* **Task goal**
Check the listing below line by line and report how many lines hold "использованием", with no other words.

* **Data lines**
* start *

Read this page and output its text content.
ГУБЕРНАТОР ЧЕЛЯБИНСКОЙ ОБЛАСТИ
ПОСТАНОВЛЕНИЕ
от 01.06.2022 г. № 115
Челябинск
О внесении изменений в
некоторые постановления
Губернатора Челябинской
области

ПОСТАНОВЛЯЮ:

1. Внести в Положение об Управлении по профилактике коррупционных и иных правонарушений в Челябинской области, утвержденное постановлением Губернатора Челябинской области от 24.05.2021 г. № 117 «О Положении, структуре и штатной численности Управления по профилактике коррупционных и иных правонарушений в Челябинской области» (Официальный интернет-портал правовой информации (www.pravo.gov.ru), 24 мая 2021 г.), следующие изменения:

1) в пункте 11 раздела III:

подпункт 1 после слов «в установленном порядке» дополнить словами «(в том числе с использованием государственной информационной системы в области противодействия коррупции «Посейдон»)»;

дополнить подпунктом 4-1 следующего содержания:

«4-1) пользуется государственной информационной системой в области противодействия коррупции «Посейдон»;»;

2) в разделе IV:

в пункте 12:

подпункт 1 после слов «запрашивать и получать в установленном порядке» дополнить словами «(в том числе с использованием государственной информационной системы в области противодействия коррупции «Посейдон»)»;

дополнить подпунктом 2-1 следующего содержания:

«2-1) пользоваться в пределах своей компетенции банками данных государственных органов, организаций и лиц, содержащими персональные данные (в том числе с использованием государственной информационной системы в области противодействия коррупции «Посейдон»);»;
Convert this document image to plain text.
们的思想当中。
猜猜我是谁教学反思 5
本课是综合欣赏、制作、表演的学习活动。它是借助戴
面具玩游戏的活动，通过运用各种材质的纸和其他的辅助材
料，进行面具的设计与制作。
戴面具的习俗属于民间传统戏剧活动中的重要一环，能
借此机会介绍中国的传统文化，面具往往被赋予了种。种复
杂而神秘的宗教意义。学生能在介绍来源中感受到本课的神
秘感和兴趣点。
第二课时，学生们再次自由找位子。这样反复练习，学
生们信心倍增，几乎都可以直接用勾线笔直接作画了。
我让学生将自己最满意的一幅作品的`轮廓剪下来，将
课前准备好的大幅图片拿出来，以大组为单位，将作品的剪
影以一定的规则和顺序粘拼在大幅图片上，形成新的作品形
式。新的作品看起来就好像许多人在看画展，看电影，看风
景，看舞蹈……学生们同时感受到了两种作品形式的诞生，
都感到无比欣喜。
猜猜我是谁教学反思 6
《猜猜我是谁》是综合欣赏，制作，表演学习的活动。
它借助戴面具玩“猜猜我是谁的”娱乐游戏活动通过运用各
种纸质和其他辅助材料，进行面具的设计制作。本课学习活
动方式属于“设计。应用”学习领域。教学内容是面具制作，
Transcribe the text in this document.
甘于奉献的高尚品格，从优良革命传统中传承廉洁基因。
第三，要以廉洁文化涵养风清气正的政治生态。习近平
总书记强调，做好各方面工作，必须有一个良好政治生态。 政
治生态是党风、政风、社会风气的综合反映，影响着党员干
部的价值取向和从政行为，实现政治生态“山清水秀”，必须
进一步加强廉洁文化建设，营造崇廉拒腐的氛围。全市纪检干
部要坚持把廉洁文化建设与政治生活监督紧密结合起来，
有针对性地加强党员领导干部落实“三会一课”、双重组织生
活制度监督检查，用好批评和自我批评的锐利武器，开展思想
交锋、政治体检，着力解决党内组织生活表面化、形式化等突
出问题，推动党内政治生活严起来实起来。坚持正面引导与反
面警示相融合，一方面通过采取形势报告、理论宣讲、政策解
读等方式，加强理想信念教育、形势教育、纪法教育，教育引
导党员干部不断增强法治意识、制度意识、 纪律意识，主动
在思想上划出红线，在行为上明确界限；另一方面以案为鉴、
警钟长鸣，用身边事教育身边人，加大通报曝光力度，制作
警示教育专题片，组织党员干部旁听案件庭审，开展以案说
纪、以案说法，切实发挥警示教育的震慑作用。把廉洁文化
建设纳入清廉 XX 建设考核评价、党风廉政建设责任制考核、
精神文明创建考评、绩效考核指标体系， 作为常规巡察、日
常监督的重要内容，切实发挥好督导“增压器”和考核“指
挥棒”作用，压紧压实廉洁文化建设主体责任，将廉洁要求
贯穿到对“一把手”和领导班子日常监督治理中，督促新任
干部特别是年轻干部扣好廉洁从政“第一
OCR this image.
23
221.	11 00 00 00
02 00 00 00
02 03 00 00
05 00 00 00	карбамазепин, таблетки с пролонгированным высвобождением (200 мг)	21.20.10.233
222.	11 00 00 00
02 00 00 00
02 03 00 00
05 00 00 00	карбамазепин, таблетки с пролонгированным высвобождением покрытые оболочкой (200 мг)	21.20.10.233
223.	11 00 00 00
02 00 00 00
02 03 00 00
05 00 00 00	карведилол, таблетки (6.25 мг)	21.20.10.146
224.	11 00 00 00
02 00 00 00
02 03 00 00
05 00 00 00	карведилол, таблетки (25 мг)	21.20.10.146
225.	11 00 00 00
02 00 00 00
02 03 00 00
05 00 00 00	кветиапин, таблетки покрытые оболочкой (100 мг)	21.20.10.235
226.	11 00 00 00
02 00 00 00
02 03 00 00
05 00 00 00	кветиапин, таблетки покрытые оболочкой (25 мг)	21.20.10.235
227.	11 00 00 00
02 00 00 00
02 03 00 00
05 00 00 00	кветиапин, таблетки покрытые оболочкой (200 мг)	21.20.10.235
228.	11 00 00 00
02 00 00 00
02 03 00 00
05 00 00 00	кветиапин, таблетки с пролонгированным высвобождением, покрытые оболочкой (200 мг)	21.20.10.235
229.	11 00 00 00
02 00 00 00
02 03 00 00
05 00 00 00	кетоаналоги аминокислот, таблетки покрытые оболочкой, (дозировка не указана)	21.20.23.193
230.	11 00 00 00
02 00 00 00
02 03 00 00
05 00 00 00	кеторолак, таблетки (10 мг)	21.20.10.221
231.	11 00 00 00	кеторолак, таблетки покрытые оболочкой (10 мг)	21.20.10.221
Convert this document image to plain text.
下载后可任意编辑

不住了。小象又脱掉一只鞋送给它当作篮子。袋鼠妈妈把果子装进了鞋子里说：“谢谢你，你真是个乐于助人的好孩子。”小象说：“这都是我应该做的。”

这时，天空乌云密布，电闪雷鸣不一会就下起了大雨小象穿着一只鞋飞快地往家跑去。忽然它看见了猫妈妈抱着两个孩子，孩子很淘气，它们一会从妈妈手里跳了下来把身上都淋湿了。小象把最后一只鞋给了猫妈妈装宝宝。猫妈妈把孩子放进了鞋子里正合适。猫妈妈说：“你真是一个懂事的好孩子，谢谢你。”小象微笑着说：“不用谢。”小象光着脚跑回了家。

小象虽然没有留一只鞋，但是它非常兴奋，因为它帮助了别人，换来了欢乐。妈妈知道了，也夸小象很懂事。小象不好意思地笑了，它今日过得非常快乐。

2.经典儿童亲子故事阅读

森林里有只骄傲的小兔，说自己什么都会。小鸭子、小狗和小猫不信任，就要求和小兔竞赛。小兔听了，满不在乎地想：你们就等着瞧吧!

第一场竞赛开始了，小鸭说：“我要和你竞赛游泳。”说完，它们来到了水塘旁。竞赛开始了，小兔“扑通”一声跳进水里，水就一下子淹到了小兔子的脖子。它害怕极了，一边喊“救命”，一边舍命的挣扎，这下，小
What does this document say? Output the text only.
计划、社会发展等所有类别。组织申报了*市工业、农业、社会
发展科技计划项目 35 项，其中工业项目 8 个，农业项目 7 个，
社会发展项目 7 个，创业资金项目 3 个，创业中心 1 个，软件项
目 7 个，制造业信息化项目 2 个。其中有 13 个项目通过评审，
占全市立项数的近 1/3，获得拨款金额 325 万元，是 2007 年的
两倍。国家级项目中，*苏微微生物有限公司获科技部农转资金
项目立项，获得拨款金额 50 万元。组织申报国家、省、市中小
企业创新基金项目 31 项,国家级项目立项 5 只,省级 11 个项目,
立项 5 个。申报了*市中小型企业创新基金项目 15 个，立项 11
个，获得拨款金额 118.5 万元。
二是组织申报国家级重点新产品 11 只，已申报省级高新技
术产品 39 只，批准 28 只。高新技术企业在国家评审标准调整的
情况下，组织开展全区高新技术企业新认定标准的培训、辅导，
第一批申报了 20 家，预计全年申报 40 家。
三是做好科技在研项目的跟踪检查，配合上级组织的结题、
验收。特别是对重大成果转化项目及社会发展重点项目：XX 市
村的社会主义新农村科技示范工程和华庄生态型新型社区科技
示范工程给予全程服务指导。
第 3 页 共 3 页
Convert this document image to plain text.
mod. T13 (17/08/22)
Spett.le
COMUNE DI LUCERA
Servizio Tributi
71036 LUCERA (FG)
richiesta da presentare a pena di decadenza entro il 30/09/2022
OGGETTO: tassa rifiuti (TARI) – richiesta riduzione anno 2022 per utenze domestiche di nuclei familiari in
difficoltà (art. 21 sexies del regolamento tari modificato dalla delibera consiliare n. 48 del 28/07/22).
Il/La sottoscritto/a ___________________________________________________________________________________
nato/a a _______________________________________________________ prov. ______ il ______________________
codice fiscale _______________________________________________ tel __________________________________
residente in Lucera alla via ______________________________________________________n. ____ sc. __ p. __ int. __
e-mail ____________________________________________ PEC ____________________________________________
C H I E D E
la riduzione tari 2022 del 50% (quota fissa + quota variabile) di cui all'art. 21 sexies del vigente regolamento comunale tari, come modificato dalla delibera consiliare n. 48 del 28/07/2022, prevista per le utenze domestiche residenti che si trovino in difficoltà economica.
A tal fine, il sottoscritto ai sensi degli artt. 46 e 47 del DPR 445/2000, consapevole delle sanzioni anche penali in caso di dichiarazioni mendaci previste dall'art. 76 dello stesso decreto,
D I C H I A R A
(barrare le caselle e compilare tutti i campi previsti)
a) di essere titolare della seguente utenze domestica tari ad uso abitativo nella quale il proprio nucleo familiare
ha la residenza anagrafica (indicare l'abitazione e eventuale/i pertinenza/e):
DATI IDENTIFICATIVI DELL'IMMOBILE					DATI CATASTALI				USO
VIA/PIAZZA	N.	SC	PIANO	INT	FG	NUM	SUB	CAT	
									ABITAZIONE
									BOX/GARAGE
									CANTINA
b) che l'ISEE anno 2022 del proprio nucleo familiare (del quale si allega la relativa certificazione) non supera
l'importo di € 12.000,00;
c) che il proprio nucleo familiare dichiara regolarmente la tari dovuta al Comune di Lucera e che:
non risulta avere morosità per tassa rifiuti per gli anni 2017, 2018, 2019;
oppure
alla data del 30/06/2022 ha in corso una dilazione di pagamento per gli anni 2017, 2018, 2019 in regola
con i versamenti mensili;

* end *

* **Reply to the task**
3